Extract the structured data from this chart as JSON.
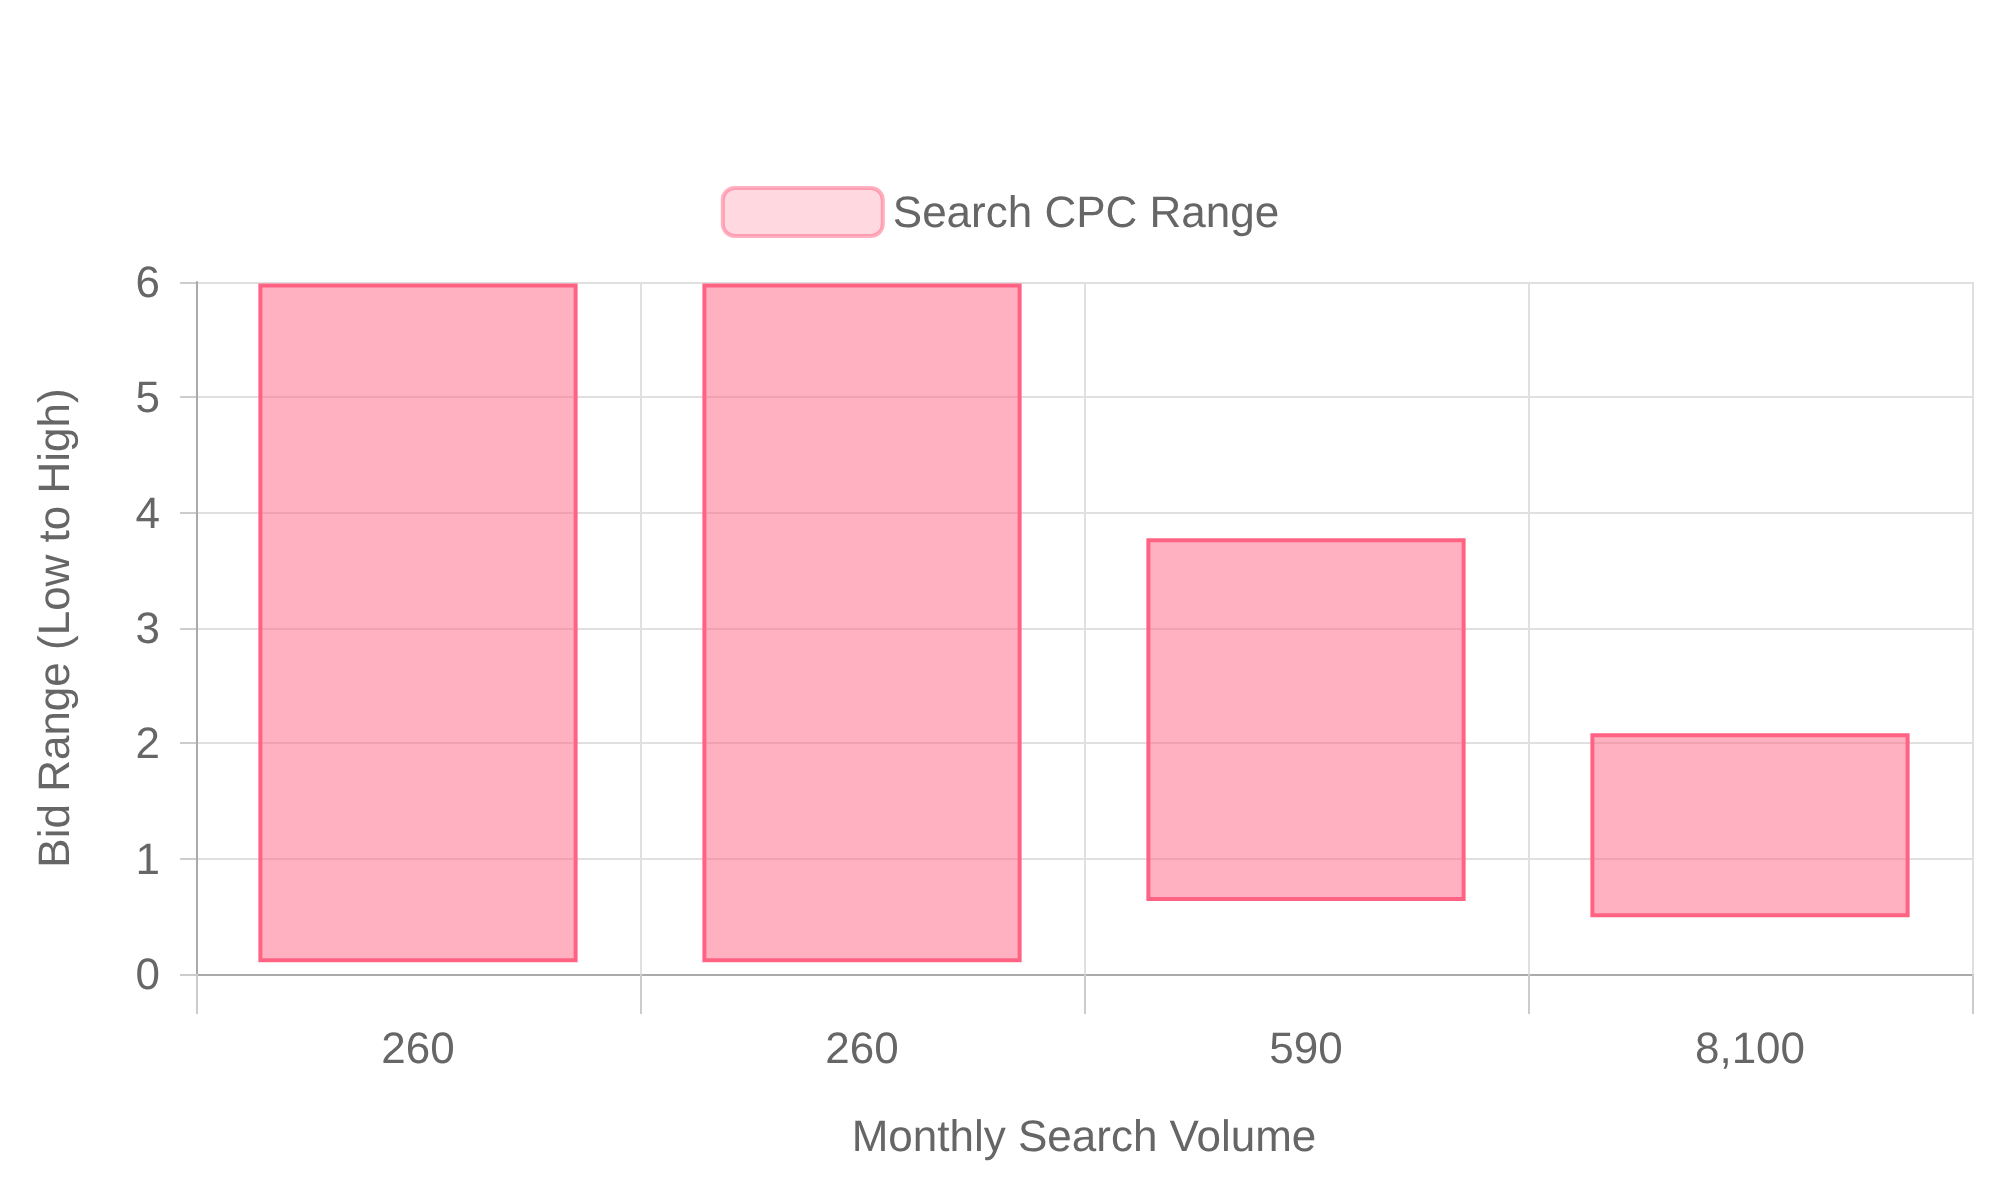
{
  "chart_data": {
    "type": "bar",
    "xlabel": "Monthly Search Volume",
    "ylabel": "Bid Range (Low to High)",
    "categories": [
      "260",
      "260",
      "590",
      "8,100"
    ],
    "series": [
      {
        "name": "Search CPC Range",
        "color": "#ff6384",
        "values": [
          5.85,
          5.85,
          3.11,
          1.56
        ],
        "base": [
          0.12,
          0.12,
          0.65,
          0.51
        ]
      }
    ],
    "ylim": [
      0,
      6
    ],
    "yticks": [
      0,
      1,
      2,
      3,
      4,
      5,
      6
    ],
    "grid": true,
    "legend": "top"
  }
}
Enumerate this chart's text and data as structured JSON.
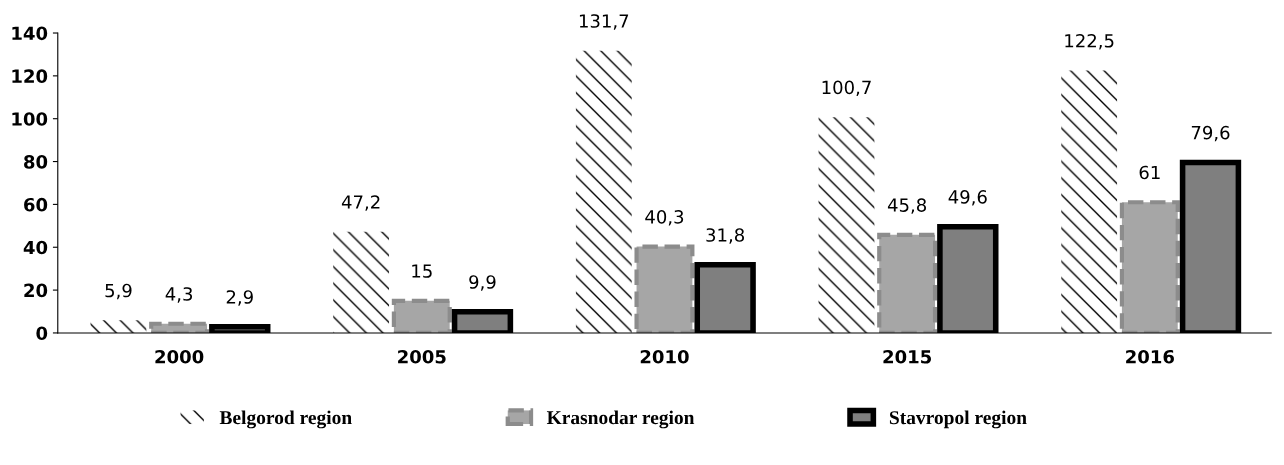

------

▸ TASK OBJECTIVE: Skip the pictures and print each record exactly as it stands.

▸ SOLUTION:
Extract the structured data from this chart as JSON.
{
  "chart_data": {
    "type": "bar",
    "xlabel": "Monthly Search Volume",
    "ylabel": "Bid Range (Low to High)",
    "categories": [
      "260",
      "260",
      "590",
      "8,100"
    ],
    "series": [
      {
        "name": "Search CPC Range",
        "color": "#ff6384",
        "values": [
          5.85,
          5.85,
          3.11,
          1.56
        ],
        "base": [
          0.12,
          0.12,
          0.65,
          0.51
        ]
      }
    ],
    "ylim": [
      0,
      6
    ],
    "yticks": [
      0,
      1,
      2,
      3,
      4,
      5,
      6
    ],
    "grid": true,
    "legend": "top"
  }
}
Enumerate this chart's text and data as structured JSON.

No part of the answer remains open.